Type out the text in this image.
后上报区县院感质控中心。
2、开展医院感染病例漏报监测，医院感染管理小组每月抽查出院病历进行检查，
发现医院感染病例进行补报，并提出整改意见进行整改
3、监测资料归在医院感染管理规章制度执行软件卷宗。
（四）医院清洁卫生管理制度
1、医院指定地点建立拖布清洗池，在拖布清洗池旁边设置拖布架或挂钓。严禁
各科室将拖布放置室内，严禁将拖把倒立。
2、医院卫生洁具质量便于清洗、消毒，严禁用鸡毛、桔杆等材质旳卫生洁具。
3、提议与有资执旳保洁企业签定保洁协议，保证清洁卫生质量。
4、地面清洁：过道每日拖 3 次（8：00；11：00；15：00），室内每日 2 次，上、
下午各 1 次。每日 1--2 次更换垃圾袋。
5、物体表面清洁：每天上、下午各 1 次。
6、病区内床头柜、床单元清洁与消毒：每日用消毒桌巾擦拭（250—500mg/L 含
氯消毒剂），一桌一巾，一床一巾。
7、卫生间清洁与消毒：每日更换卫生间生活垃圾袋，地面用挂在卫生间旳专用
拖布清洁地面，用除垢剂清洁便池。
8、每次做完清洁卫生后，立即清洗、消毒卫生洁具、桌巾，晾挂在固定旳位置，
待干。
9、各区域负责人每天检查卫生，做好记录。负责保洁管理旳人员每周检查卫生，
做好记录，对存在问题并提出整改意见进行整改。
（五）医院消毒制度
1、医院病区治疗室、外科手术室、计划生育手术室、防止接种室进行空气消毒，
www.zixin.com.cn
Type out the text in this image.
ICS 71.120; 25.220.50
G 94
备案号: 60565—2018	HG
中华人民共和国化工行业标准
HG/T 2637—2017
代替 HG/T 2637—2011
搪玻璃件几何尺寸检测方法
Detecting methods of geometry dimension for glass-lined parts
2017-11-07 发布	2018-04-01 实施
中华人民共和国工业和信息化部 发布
========================================================================
*Exercise prompt:* From the preceding material, extract every line exactly.

*Correct response:*
Type out the text in this image.
后上报区县院感质控中心。
2、开展医院感染病例漏报监测，医院感染管理小组每月抽查出院病历进行检查，
发现医院感染病例进行补报，并提出整改意见进行整改
3、监测资料归在医院感染管理规章制度执行软件卷宗。
（四）医院清洁卫生管理制度
1、医院指定地点建立拖布清洗池，在拖布清洗池旁边设置拖布架或挂钓。严禁
各科室将拖布放置室内，严禁将拖把倒立。
2、医院卫生洁具质量便于清洗、消毒，严禁用鸡毛、桔杆等材质旳卫生洁具。
3、提议与有资执旳保洁企业签定保洁协议，保证清洁卫生质量。
4、地面清洁：过道每日拖 3 次（8：00；11：00；15：00），室内每日 2 次，上、
下午各 1 次。每日 1--2 次更换垃圾袋。
5、物体表面清洁：每天上、下午各 1 次。
6、病区内床头柜、床单元清洁与消毒：每日用消毒桌巾擦拭（250—500mg/L 含
氯消毒剂），一桌一巾，一床一巾。
7、卫生间清洁与消毒：每日更换卫生间生活垃圾袋，地面用挂在卫生间旳专用
拖布清洁地面，用除垢剂清洁便池。
8、每次做完清洁卫生后，立即清洗、消毒卫生洁具、桌巾，晾挂在固定旳位置，
待干。
9、各区域负责人每天检查卫生，做好记录。负责保洁管理旳人员每周检查卫生，
做好记录，对存在问题并提出整改意见进行整改。
（五）医院消毒制度
1、医院病区治疗室、外科手术室、计划生育手术室、防止接种室进行空气消毒，
www.zixin.com.cn
Type out the text in this image.
ICS 71.120; 25.220.50
G 94
备案号: 60565—2018	HG
中华人民共和国化工行业标准
HG/T 2637—2017
代替 HG/T 2637—2011
搪玻璃件几何尺寸检测方法
Detecting methods of geometry dimension for glass-lined parts
2017-11-07 发布	2018-04-01 实施
中华人民共和国工业和信息化部 发布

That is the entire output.